** begin Given records **

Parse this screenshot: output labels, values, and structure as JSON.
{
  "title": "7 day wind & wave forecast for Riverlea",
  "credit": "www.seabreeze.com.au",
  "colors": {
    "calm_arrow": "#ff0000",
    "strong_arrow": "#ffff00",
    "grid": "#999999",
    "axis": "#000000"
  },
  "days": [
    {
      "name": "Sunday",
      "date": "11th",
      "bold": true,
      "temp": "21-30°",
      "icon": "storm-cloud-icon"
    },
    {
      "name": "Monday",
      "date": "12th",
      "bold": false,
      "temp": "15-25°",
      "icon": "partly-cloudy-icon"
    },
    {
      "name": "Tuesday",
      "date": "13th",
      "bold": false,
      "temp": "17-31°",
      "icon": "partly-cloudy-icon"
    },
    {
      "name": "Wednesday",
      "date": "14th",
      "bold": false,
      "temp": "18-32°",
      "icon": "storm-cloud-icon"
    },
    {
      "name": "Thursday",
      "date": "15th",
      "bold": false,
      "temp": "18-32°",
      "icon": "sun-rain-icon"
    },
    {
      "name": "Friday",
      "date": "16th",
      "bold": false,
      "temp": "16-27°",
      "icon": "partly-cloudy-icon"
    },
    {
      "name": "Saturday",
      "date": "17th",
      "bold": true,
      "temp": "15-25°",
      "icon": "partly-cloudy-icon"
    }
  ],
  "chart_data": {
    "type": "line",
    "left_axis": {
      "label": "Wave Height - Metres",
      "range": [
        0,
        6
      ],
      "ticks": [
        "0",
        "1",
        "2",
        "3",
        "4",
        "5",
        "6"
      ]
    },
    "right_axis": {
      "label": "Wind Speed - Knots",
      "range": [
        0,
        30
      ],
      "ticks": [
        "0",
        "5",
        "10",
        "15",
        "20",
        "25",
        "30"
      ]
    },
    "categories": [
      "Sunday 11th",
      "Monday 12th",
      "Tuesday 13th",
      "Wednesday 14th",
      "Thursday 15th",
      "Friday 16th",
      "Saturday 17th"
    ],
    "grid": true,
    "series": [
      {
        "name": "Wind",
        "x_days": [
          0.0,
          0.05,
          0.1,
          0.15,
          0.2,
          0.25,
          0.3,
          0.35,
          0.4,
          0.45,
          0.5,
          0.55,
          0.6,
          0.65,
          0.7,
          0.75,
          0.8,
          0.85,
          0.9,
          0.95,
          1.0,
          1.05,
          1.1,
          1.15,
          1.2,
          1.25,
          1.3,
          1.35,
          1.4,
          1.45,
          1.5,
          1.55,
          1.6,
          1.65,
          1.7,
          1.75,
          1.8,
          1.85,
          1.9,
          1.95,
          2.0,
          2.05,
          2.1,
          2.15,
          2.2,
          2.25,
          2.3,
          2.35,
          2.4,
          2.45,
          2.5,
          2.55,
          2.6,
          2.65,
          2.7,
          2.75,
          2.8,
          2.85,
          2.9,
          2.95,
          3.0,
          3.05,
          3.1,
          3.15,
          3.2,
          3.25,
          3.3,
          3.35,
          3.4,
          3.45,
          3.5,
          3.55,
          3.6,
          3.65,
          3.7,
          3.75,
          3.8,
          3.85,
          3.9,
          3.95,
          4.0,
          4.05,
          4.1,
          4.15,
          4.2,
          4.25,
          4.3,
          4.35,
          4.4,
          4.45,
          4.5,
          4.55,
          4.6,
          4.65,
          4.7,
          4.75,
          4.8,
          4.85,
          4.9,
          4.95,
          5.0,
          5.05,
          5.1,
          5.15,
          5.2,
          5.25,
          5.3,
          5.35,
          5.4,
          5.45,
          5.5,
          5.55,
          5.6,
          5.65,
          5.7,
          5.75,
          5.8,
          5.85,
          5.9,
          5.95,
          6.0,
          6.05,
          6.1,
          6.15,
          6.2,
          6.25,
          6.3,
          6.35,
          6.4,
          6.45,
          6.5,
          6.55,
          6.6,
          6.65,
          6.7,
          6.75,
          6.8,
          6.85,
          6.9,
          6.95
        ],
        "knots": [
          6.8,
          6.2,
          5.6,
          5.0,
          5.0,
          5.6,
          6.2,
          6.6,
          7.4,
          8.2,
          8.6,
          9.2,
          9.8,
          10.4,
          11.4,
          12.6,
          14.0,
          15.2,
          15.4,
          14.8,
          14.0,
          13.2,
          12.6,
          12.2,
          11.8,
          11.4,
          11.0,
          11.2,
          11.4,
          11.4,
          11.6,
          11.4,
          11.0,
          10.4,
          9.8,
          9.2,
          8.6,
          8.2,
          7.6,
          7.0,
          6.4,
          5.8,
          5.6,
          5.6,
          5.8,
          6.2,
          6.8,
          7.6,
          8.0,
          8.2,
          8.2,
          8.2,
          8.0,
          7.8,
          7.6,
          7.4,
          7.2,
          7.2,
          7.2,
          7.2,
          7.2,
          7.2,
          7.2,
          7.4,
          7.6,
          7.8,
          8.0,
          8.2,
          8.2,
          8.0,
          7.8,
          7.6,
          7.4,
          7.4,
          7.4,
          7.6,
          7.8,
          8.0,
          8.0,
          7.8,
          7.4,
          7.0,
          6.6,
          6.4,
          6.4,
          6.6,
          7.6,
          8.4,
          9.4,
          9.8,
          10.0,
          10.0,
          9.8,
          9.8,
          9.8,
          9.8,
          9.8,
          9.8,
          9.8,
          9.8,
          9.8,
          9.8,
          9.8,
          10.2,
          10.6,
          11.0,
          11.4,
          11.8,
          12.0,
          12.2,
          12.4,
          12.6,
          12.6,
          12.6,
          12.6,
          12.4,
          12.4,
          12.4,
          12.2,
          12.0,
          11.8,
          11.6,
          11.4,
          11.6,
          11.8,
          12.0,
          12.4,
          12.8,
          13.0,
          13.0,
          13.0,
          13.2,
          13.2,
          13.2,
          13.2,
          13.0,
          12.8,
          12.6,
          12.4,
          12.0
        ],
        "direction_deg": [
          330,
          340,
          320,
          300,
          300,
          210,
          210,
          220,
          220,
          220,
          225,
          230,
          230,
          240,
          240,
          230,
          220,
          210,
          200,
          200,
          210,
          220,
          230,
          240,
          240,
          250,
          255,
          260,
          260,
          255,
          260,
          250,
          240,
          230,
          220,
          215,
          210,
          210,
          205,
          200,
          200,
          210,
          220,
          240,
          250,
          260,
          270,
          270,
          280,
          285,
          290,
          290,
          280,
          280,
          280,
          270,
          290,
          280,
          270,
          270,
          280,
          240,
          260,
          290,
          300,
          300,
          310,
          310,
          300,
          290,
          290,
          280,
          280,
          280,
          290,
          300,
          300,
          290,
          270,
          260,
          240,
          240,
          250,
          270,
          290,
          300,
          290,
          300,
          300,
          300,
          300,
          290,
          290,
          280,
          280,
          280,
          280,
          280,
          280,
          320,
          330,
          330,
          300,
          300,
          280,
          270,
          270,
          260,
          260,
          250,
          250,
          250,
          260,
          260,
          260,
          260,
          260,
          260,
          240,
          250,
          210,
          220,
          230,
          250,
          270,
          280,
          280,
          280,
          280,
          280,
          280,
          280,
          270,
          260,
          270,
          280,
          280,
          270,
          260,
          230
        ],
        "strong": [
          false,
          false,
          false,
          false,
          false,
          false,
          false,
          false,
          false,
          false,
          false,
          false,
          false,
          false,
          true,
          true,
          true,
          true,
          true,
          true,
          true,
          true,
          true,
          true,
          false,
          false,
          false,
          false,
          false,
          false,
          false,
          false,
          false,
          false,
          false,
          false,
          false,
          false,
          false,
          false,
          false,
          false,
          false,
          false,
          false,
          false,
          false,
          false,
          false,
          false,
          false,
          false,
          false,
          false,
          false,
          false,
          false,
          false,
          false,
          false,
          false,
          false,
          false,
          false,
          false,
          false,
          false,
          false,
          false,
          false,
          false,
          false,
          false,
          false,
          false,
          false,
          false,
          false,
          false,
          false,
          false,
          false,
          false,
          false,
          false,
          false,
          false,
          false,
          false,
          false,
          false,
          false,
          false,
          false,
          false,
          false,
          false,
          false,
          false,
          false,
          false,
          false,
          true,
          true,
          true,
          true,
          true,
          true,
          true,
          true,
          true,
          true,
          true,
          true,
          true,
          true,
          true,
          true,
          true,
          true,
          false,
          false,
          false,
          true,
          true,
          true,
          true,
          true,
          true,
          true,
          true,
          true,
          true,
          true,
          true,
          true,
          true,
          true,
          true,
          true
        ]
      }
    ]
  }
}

** end Given records **

Problem details. Filter the entries above down to the lines containing the word "name".

Response.
      "name": "Sunday",
      "name": "Monday",
      "name": "Tuesday",
      "name": "Wednesday",
      "name": "Thursday",
      "name": "Friday",
      "name": "Saturday",
        "name": "Wind",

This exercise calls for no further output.